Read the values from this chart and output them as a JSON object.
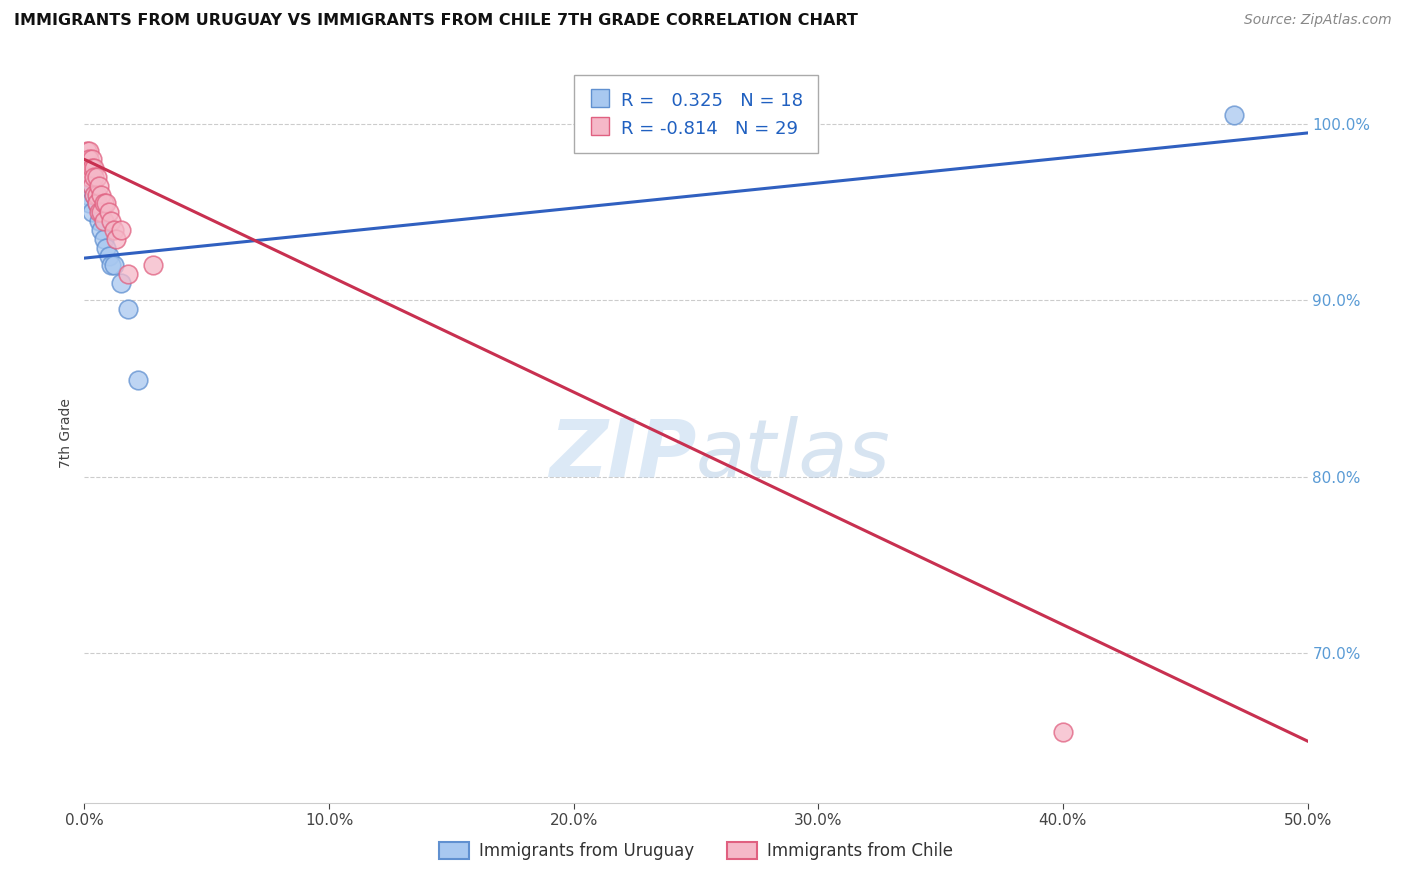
{
  "title": "IMMIGRANTS FROM URUGUAY VS IMMIGRANTS FROM CHILE 7TH GRADE CORRELATION CHART",
  "source": "Source: ZipAtlas.com",
  "ylabel_left": "7th Grade",
  "xlim": [
    0.0,
    0.5
  ],
  "ylim": [
    0.615,
    1.035
  ],
  "xticks": [
    0.0,
    0.1,
    0.2,
    0.3,
    0.4,
    0.5
  ],
  "xtick_labels": [
    "0.0%",
    "10.0%",
    "20.0%",
    "30.0%",
    "40.0%",
    "50.0%"
  ],
  "yticks_right": [
    0.7,
    0.8,
    0.9,
    1.0
  ],
  "ytick_labels_right": [
    "70.0%",
    "80.0%",
    "90.0%",
    "100.0%"
  ],
  "grid_color": "#cccccc",
  "background_color": "#ffffff",
  "uruguay_color": "#A8C8F0",
  "chile_color": "#F5B8C8",
  "uruguay_edge": "#6090D0",
  "chile_edge": "#E06080",
  "uruguay_R": 0.325,
  "uruguay_N": 18,
  "chile_R": -0.814,
  "chile_N": 29,
  "uruguay_line_color": "#3060C0",
  "chile_line_color": "#C83050",
  "watermark_zip": "ZIP",
  "watermark_atlas": "atlas",
  "legend_box_color": "#ffffff",
  "legend_border": "#aaaaaa",
  "uruguay_scatter_x": [
    0.001,
    0.002,
    0.002,
    0.003,
    0.003,
    0.004,
    0.005,
    0.006,
    0.007,
    0.008,
    0.009,
    0.01,
    0.011,
    0.012,
    0.015,
    0.018,
    0.022,
    0.47
  ],
  "uruguay_scatter_y": [
    0.96,
    0.97,
    0.955,
    0.965,
    0.95,
    0.96,
    0.955,
    0.945,
    0.94,
    0.935,
    0.93,
    0.925,
    0.92,
    0.92,
    0.91,
    0.895,
    0.855,
    1.005
  ],
  "chile_scatter_x": [
    0.001,
    0.001,
    0.002,
    0.002,
    0.002,
    0.003,
    0.003,
    0.003,
    0.004,
    0.004,
    0.004,
    0.005,
    0.005,
    0.005,
    0.006,
    0.006,
    0.007,
    0.007,
    0.008,
    0.008,
    0.009,
    0.01,
    0.011,
    0.012,
    0.013,
    0.015,
    0.018,
    0.028,
    0.4
  ],
  "chile_scatter_y": [
    0.985,
    0.975,
    0.985,
    0.98,
    0.97,
    0.98,
    0.975,
    0.965,
    0.975,
    0.97,
    0.96,
    0.97,
    0.96,
    0.955,
    0.965,
    0.95,
    0.96,
    0.95,
    0.955,
    0.945,
    0.955,
    0.95,
    0.945,
    0.94,
    0.935,
    0.94,
    0.915,
    0.92,
    0.655
  ],
  "legend_labels": [
    "Immigrants from Uruguay",
    "Immigrants from Chile"
  ],
  "uruguay_line_x0": 0.0,
  "uruguay_line_x1": 0.5,
  "uruguay_line_y0": 0.924,
  "uruguay_line_y1": 0.995,
  "chile_line_x0": 0.0,
  "chile_line_x1": 0.5,
  "chile_line_y0": 0.98,
  "chile_line_y1": 0.65
}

***

• EXERCISE INSTRUCTIONS: Reproduce every line precisely as given, omitting all pictures.

• WRITTEN SOLUTION:
Read the values from this chart and output them as a JSON object.
{
  "title": "IMMIGRANTS FROM URUGUAY VS IMMIGRANTS FROM CHILE 7TH GRADE CORRELATION CHART",
  "source": "Source: ZipAtlas.com",
  "ylabel_left": "7th Grade",
  "xlim": [
    0.0,
    0.5
  ],
  "ylim": [
    0.615,
    1.035
  ],
  "xticks": [
    0.0,
    0.1,
    0.2,
    0.3,
    0.4,
    0.5
  ],
  "xtick_labels": [
    "0.0%",
    "10.0%",
    "20.0%",
    "30.0%",
    "40.0%",
    "50.0%"
  ],
  "yticks_right": [
    0.7,
    0.8,
    0.9,
    1.0
  ],
  "ytick_labels_right": [
    "70.0%",
    "80.0%",
    "90.0%",
    "100.0%"
  ],
  "grid_color": "#cccccc",
  "background_color": "#ffffff",
  "uruguay_color": "#A8C8F0",
  "chile_color": "#F5B8C8",
  "uruguay_edge": "#6090D0",
  "chile_edge": "#E06080",
  "uruguay_R": 0.325,
  "uruguay_N": 18,
  "chile_R": -0.814,
  "chile_N": 29,
  "uruguay_line_color": "#3060C0",
  "chile_line_color": "#C83050",
  "watermark_zip": "ZIP",
  "watermark_atlas": "atlas",
  "legend_box_color": "#ffffff",
  "legend_border": "#aaaaaa",
  "uruguay_scatter_x": [
    0.001,
    0.002,
    0.002,
    0.003,
    0.003,
    0.004,
    0.005,
    0.006,
    0.007,
    0.008,
    0.009,
    0.01,
    0.011,
    0.012,
    0.015,
    0.018,
    0.022,
    0.47
  ],
  "uruguay_scatter_y": [
    0.96,
    0.97,
    0.955,
    0.965,
    0.95,
    0.96,
    0.955,
    0.945,
    0.94,
    0.935,
    0.93,
    0.925,
    0.92,
    0.92,
    0.91,
    0.895,
    0.855,
    1.005
  ],
  "chile_scatter_x": [
    0.001,
    0.001,
    0.002,
    0.002,
    0.002,
    0.003,
    0.003,
    0.003,
    0.004,
    0.004,
    0.004,
    0.005,
    0.005,
    0.005,
    0.006,
    0.006,
    0.007,
    0.007,
    0.008,
    0.008,
    0.009,
    0.01,
    0.011,
    0.012,
    0.013,
    0.015,
    0.018,
    0.028,
    0.4
  ],
  "chile_scatter_y": [
    0.985,
    0.975,
    0.985,
    0.98,
    0.97,
    0.98,
    0.975,
    0.965,
    0.975,
    0.97,
    0.96,
    0.97,
    0.96,
    0.955,
    0.965,
    0.95,
    0.96,
    0.95,
    0.955,
    0.945,
    0.955,
    0.95,
    0.945,
    0.94,
    0.935,
    0.94,
    0.915,
    0.92,
    0.655
  ],
  "legend_labels": [
    "Immigrants from Uruguay",
    "Immigrants from Chile"
  ],
  "uruguay_line_x0": 0.0,
  "uruguay_line_x1": 0.5,
  "uruguay_line_y0": 0.924,
  "uruguay_line_y1": 0.995,
  "chile_line_x0": 0.0,
  "chile_line_x1": 0.5,
  "chile_line_y0": 0.98,
  "chile_line_y1": 0.65
}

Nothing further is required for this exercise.